Records from a dataset:
..........
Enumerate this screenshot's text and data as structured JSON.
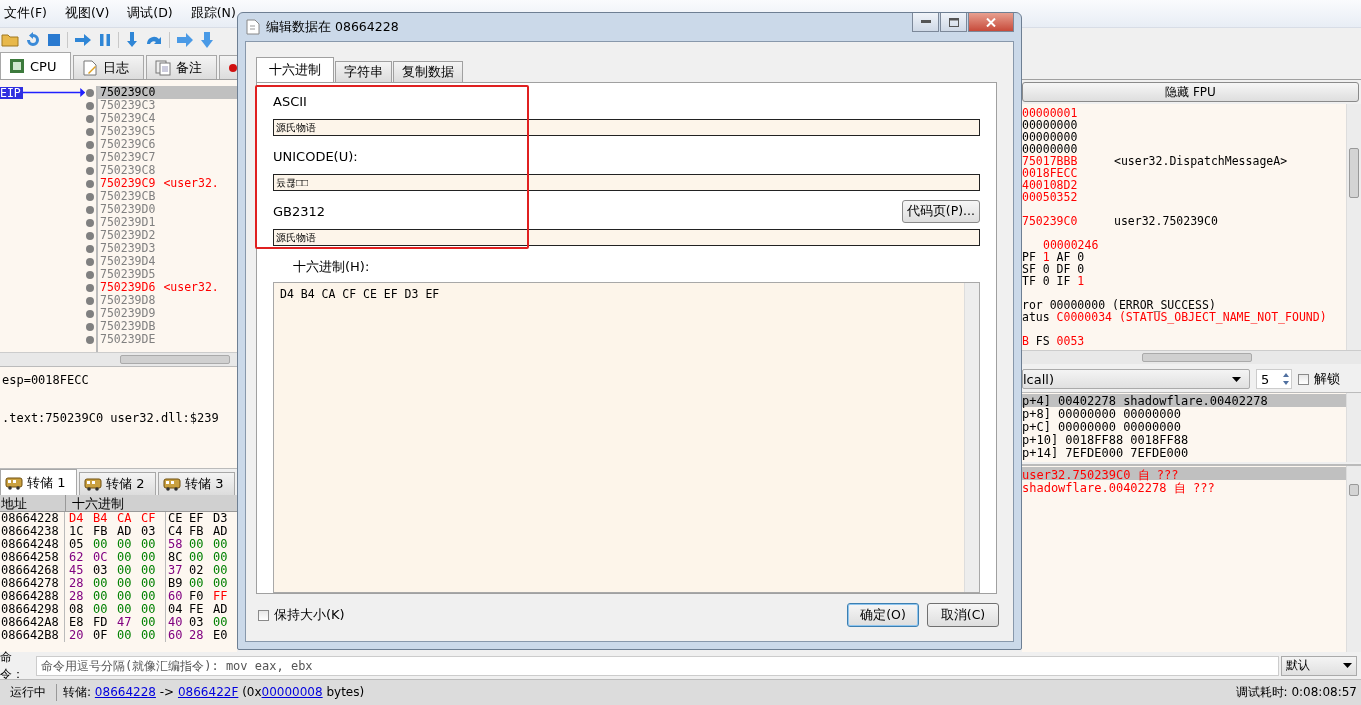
{
  "menu": [
    "文件(F)",
    "视图(V)",
    "调试(D)",
    "跟踪(N)"
  ],
  "main_tabs": [
    {
      "label": "CPU",
      "selected": true
    },
    {
      "label": "日志",
      "selected": false
    },
    {
      "label": "备注",
      "selected": false
    },
    {
      "selected": false
    }
  ],
  "disassembly": {
    "eip_label": "EIP",
    "rows": [
      {
        "address": "750239C0",
        "kind": "plain",
        "selected": true
      },
      {
        "address": "750239C3",
        "kind": "plain",
        "selected": false
      },
      {
        "address": "750239C4",
        "kind": "plain",
        "selected": false
      },
      {
        "address": "750239C5",
        "kind": "plain",
        "selected": false
      },
      {
        "address": "750239C6",
        "kind": "plain",
        "selected": false
      },
      {
        "address": "750239C7",
        "kind": "plain",
        "selected": false
      },
      {
        "address": "750239C8",
        "kind": "plain",
        "selected": false
      },
      {
        "address": "750239C9",
        "comment": "<user32.",
        "kind": "reference",
        "selected": false
      },
      {
        "address": "750239CB",
        "kind": "plain",
        "selected": false
      },
      {
        "address": "750239D0",
        "kind": "plain",
        "selected": false
      },
      {
        "address": "750239D1",
        "kind": "plain",
        "selected": false
      },
      {
        "address": "750239D2",
        "kind": "plain",
        "selected": false
      },
      {
        "address": "750239D3",
        "kind": "plain",
        "selected": false
      },
      {
        "address": "750239D4",
        "kind": "plain",
        "selected": false
      },
      {
        "address": "750239D5",
        "kind": "plain",
        "selected": false
      },
      {
        "address": "750239D6",
        "comment": "<user32.",
        "kind": "reference",
        "selected": false
      },
      {
        "address": "750239D8",
        "kind": "plain",
        "selected": false
      },
      {
        "address": "750239D9",
        "kind": "plain",
        "selected": false
      },
      {
        "address": "750239DB",
        "kind": "plain",
        "selected": false
      },
      {
        "address": "750239DE",
        "kind": "plain",
        "selected": false
      }
    ]
  },
  "info": [
    "esp=0018FECC",
    ".text:750239C0 user32.dll:$239"
  ],
  "dump_tabs": [
    {
      "label": "转储 1",
      "selected": true
    },
    {
      "label": "转储 2",
      "selected": false
    },
    {
      "label": "转储 3",
      "selected": false
    }
  ],
  "dump": {
    "columns": [
      "地址",
      "十六进制"
    ],
    "rows": [
      {
        "address": "08664228",
        "bytes": [
          {
            "text": "D4",
            "color": "#ff0000"
          },
          {
            "text": "B4",
            "color": "#ff0000"
          },
          {
            "text": "CA",
            "color": "#ff0000"
          },
          {
            "text": "CF",
            "color": "#ff0000"
          },
          {
            "text": "CE",
            "color": "#000000"
          },
          {
            "text": "EF",
            "color": "#000000"
          },
          {
            "text": "D3",
            "color": "#000000"
          }
        ]
      },
      {
        "address": "08664238",
        "bytes": [
          {
            "text": "1C",
            "color": "#000000"
          },
          {
            "text": "FB",
            "color": "#000000"
          },
          {
            "text": "AD",
            "color": "#000000"
          },
          {
            "text": "03",
            "color": "#000000"
          },
          {
            "text": "C4",
            "color": "#000000"
          },
          {
            "text": "FB",
            "color": "#000000"
          },
          {
            "text": "AD",
            "color": "#000000"
          }
        ]
      },
      {
        "address": "08664248",
        "bytes": [
          {
            "text": "05",
            "color": "#000000"
          },
          {
            "text": "00",
            "color": "#008000"
          },
          {
            "text": "00",
            "color": "#008000"
          },
          {
            "text": "00",
            "color": "#008000"
          },
          {
            "text": "58",
            "color": "#800080"
          },
          {
            "text": "00",
            "color": "#008000"
          },
          {
            "text": "00",
            "color": "#008000"
          }
        ]
      },
      {
        "address": "08664258",
        "bytes": [
          {
            "text": "62",
            "color": "#800080"
          },
          {
            "text": "0C",
            "color": "#800080"
          },
          {
            "text": "00",
            "color": "#008000"
          },
          {
            "text": "00",
            "color": "#008000"
          },
          {
            "text": "8C",
            "color": "#000000"
          },
          {
            "text": "00",
            "color": "#008000"
          },
          {
            "text": "00",
            "color": "#008000"
          }
        ]
      },
      {
        "address": "08664268",
        "bytes": [
          {
            "text": "45",
            "color": "#800080"
          },
          {
            "text": "03",
            "color": "#000000"
          },
          {
            "text": "00",
            "color": "#008000"
          },
          {
            "text": "00",
            "color": "#008000"
          },
          {
            "text": "37",
            "color": "#800080"
          },
          {
            "text": "02",
            "color": "#000000"
          },
          {
            "text": "00",
            "color": "#008000"
          }
        ]
      },
      {
        "address": "08664278",
        "bytes": [
          {
            "text": "28",
            "color": "#800080"
          },
          {
            "text": "00",
            "color": "#008000"
          },
          {
            "text": "00",
            "color": "#008000"
          },
          {
            "text": "00",
            "color": "#008000"
          },
          {
            "text": "B9",
            "color": "#000000"
          },
          {
            "text": "00",
            "color": "#008000"
          },
          {
            "text": "00",
            "color": "#008000"
          }
        ]
      },
      {
        "address": "08664288",
        "bytes": [
          {
            "text": "28",
            "color": "#800080"
          },
          {
            "text": "00",
            "color": "#008000"
          },
          {
            "text": "00",
            "color": "#008000"
          },
          {
            "text": "00",
            "color": "#008000"
          },
          {
            "text": "60",
            "color": "#800080"
          },
          {
            "text": "F0",
            "color": "#000000"
          },
          {
            "text": "FF",
            "color": "#ff0000"
          }
        ]
      },
      {
        "address": "08664298",
        "bytes": [
          {
            "text": "08",
            "color": "#000000"
          },
          {
            "text": "00",
            "color": "#008000"
          },
          {
            "text": "00",
            "color": "#008000"
          },
          {
            "text": "00",
            "color": "#008000"
          },
          {
            "text": "04",
            "color": "#000000"
          },
          {
            "text": "FE",
            "color": "#000000"
          },
          {
            "text": "AD",
            "color": "#000000"
          }
        ]
      },
      {
        "address": "086642A8",
        "bytes": [
          {
            "text": "E8",
            "color": "#000000"
          },
          {
            "text": "FD",
            "color": "#000000"
          },
          {
            "text": "47",
            "color": "#800080"
          },
          {
            "text": "00",
            "color": "#008000"
          },
          {
            "text": "40",
            "color": "#800080"
          },
          {
            "text": "03",
            "color": "#000000"
          },
          {
            "text": "00",
            "color": "#008000"
          }
        ]
      },
      {
        "address": "086642B8",
        "bytes": [
          {
            "text": "20",
            "color": "#800080"
          },
          {
            "text": "0F",
            "color": "#000000"
          },
          {
            "text": "00",
            "color": "#008000"
          },
          {
            "text": "00",
            "color": "#008000"
          },
          {
            "text": "60",
            "color": "#800080"
          },
          {
            "text": "28",
            "color": "#800080"
          },
          {
            "text": "E0",
            "color": "#000000"
          }
        ]
      }
    ]
  },
  "fpu_button": "隐藏 FPU",
  "registers": [
    [
      {
        "kind": "register",
        "segments": [
          {
            "text": "00000001",
            "changed": true
          }
        ]
      },
      {
        "kind": "register",
        "segments": [
          {
            "text": "00000000",
            "changed": false
          }
        ]
      },
      {
        "kind": "register",
        "segments": [
          {
            "text": "00000000",
            "changed": false
          }
        ]
      },
      {
        "kind": "register",
        "segments": [
          {
            "text": "00000000",
            "changed": false
          }
        ]
      },
      {
        "kind": "register",
        "segments": [
          {
            "text": "75017BBB",
            "changed": true
          },
          {
            "text": "<user32.DispatchMessageA>",
            "changed": false
          }
        ]
      },
      {
        "kind": "register",
        "segments": [
          {
            "text": "0018FECC",
            "changed": true
          }
        ]
      },
      {
        "kind": "register",
        "segments": [
          {
            "text": "400108D2",
            "changed": true
          }
        ]
      },
      {
        "kind": "register",
        "segments": [
          {
            "text": "00050352",
            "changed": true
          }
        ]
      }
    ],
    [
      {
        "kind": "register",
        "segments": [
          {
            "text": "750239C0",
            "changed": true
          },
          {
            "text": "user32.750239C0",
            "changed": false
          }
        ]
      }
    ],
    [
      {
        "kind": "indented",
        "segments": [
          {
            "text": "00000246",
            "changed": true
          }
        ]
      },
      {
        "kind": "flags",
        "segments": [
          {
            "text": "PF",
            "changed": false
          },
          {
            "text": "1",
            "changed": true
          },
          {
            "text": "AF",
            "changed": false
          },
          {
            "text": "0",
            "changed": false
          }
        ]
      },
      {
        "kind": "flags",
        "segments": [
          {
            "text": "SF",
            "changed": false
          },
          {
            "text": "0",
            "changed": false
          },
          {
            "text": "DF",
            "changed": false
          },
          {
            "text": "0",
            "changed": false
          }
        ]
      },
      {
        "kind": "flags",
        "segments": [
          {
            "text": "TF",
            "changed": false
          },
          {
            "text": "0",
            "changed": false
          },
          {
            "text": "IF",
            "changed": false
          },
          {
            "text": "1",
            "changed": true
          }
        ]
      }
    ],
    [
      {
        "kind": "flags",
        "segments": [
          {
            "text": "ror",
            "changed": false
          },
          {
            "text": "00000000",
            "changed": false
          },
          {
            "text": "(ERROR_SUCCESS)",
            "changed": false
          }
        ]
      },
      {
        "kind": "flags",
        "segments": [
          {
            "text": "atus",
            "changed": false
          },
          {
            "text": "C0000034",
            "changed": true
          },
          {
            "text": "(STATUS_OBJECT_NAME_NOT_FOUND)",
            "changed": true
          }
        ]
      }
    ],
    [
      {
        "kind": "flags",
        "segments": [
          {
            "text": "B",
            "changed": true
          },
          {
            "text": "FS",
            "changed": false
          },
          {
            "text": "0053",
            "changed": true
          }
        ]
      }
    ]
  ],
  "call_convention": {
    "value": "lcall)",
    "count": "5",
    "unlock": {
      "label": "解锁",
      "checked": false
    }
  },
  "stack_args": [
    {
      "text": "p+4] 00402278 shadowflare.00402278",
      "selected": true
    },
    {
      "text": "p+8] 00000000 00000000",
      "selected": false
    },
    {
      "text": "p+C] 00000000 00000000",
      "selected": false
    },
    {
      "text": "p+10] 0018FF88 0018FF88",
      "selected": false
    },
    {
      "text": "p+14] 7EFDE000 7EFDE000",
      "selected": false
    }
  ],
  "call_stack": [
    {
      "text": "user32.750239C0 自 ???",
      "selected": true
    },
    {
      "text": "shadowflare.00402278 自 ???",
      "selected": false
    }
  ],
  "command": {
    "label": "命令：",
    "placeholder": "命令用逗号分隔(就像汇编指令): mov eax, ebx",
    "mode": "默认"
  },
  "status": {
    "state": "运行中",
    "dump_prefix": "转储:",
    "start": "08664228",
    "arrow": "->",
    "end": "0866422F",
    "size_prefix": "(0x",
    "size": "00000008",
    "size_suffix": "bytes)",
    "timer": "调试耗时: 0:08:08:57"
  },
  "dialog": {
    "title": "编辑数据在 08664228",
    "tabs": [
      {
        "label": "十六进制",
        "selected": true
      },
      {
        "label": "字符串",
        "selected": false
      },
      {
        "label": "复制数据",
        "selected": false
      }
    ],
    "fields": [
      {
        "label": "ASCII",
        "value": "源氏物语"
      },
      {
        "label": "UNICODE(U):",
        "value": "듔쿊□□"
      },
      {
        "label": "GB2312",
        "value": "源氏物语",
        "button": "代码页(P)..."
      }
    ],
    "hex_label": "十六进制(H):",
    "hex_value": "D4 B4 CA CF CE EF D3 EF",
    "keep_size": {
      "label": "保持大小(K)",
      "checked": false
    },
    "buttons": [
      {
        "label": "确定(O)",
        "default": true
      },
      {
        "label": "取消(C)",
        "default": false
      }
    ]
  }
}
..........
Stated exercise:
Count every line above that holds the word "shadowflare", and state the number and nothing more.

Answer to this exercise:
2